*** Materials provided

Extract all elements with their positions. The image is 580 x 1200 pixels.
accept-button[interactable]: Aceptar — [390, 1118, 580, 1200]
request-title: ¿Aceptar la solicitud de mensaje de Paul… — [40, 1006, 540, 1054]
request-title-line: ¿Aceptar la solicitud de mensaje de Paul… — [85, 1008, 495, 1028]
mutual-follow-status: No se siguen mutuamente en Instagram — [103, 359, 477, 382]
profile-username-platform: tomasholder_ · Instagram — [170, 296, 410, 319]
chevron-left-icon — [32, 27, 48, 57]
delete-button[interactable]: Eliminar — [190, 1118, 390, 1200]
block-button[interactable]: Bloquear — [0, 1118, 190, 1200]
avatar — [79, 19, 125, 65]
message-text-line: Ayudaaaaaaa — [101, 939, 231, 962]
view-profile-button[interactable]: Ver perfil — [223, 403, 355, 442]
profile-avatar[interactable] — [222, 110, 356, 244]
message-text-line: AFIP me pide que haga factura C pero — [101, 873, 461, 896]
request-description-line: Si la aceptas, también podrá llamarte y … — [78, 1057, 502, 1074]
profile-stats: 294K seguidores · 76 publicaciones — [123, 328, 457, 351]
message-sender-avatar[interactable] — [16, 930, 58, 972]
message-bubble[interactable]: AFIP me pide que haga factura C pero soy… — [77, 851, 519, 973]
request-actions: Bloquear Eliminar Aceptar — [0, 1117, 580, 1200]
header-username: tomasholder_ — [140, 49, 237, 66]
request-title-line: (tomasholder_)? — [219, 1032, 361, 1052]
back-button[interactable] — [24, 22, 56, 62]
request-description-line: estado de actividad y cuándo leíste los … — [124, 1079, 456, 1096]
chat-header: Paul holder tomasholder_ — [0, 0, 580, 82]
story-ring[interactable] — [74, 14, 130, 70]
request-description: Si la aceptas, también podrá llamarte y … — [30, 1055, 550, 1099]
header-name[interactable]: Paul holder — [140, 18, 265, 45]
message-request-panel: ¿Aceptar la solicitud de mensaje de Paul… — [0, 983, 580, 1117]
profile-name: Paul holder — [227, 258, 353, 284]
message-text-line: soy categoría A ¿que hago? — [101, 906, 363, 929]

******

Filter the lines above and copy in full each one that contains the string "también". Case counts.

request-description-line: Si la aceptas, también podrá llamarte y … — [78, 1057, 502, 1074]
request-description: Si la aceptas, también podrá llamarte y … — [30, 1055, 550, 1099]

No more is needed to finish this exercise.